* BEGIN *

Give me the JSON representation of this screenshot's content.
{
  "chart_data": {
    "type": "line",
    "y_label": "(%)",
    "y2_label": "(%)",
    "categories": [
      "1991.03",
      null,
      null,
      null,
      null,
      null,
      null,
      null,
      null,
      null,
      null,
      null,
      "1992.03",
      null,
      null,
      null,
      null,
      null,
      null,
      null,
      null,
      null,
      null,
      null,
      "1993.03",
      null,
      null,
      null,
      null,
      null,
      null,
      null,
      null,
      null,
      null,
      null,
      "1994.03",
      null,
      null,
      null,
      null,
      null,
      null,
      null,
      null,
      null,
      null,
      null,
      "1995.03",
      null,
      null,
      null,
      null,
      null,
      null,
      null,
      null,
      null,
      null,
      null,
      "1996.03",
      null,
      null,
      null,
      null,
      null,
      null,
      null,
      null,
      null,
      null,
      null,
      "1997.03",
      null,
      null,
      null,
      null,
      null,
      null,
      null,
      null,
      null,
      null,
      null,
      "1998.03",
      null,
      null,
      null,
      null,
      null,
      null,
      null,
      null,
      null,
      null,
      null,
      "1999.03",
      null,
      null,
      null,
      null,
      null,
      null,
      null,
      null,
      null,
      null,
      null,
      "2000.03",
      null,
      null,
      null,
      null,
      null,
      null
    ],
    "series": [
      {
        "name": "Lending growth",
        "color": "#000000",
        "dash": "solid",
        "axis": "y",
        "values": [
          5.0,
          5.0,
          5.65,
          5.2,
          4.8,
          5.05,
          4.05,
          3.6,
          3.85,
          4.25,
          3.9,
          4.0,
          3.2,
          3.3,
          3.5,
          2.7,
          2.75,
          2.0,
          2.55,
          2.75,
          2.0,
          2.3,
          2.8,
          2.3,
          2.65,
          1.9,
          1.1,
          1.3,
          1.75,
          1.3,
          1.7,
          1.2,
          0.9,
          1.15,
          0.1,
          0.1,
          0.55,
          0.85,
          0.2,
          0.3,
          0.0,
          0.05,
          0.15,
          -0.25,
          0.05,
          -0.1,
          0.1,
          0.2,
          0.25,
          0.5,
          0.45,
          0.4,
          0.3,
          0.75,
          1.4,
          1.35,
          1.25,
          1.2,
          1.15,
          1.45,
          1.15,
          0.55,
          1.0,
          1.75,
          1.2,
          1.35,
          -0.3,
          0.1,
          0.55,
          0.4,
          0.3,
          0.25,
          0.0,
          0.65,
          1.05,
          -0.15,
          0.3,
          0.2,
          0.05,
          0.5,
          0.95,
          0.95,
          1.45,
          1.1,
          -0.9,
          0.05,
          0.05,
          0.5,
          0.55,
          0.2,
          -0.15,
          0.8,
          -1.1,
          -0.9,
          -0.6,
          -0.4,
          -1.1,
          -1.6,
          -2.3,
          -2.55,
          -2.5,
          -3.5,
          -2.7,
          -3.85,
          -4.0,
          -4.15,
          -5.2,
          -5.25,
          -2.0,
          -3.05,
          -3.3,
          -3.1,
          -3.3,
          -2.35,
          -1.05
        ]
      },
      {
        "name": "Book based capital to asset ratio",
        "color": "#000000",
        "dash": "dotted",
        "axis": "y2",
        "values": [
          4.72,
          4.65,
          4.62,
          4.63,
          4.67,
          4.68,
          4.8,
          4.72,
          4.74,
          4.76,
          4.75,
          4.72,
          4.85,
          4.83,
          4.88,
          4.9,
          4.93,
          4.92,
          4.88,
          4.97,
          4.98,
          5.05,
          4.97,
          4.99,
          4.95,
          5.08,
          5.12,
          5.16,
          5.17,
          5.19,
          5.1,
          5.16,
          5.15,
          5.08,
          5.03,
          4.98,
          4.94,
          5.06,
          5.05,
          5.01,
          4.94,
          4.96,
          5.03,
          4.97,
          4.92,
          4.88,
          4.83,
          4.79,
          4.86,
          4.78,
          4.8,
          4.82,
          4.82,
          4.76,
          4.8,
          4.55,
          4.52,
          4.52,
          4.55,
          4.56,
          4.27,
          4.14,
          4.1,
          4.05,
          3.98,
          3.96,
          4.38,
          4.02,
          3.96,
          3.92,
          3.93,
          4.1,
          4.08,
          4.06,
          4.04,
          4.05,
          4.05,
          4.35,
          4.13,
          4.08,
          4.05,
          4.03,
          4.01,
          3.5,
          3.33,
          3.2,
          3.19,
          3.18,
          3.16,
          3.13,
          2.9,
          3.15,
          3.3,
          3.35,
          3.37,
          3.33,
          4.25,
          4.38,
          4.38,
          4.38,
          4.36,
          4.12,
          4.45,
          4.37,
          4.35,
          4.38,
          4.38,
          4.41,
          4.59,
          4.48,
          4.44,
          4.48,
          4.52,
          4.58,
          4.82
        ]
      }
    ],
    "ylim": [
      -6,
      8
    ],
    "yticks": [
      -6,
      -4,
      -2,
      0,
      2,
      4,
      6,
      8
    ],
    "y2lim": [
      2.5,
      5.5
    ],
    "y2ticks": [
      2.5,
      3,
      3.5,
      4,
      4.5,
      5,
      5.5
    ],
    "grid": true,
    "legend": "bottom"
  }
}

* END *

Pull out all lines containing the word "name" from the entries above.

▶ [WRITTEN ANSWER]:
        "name": "Lending growth",
        "name": "Book based capital to asset ratio",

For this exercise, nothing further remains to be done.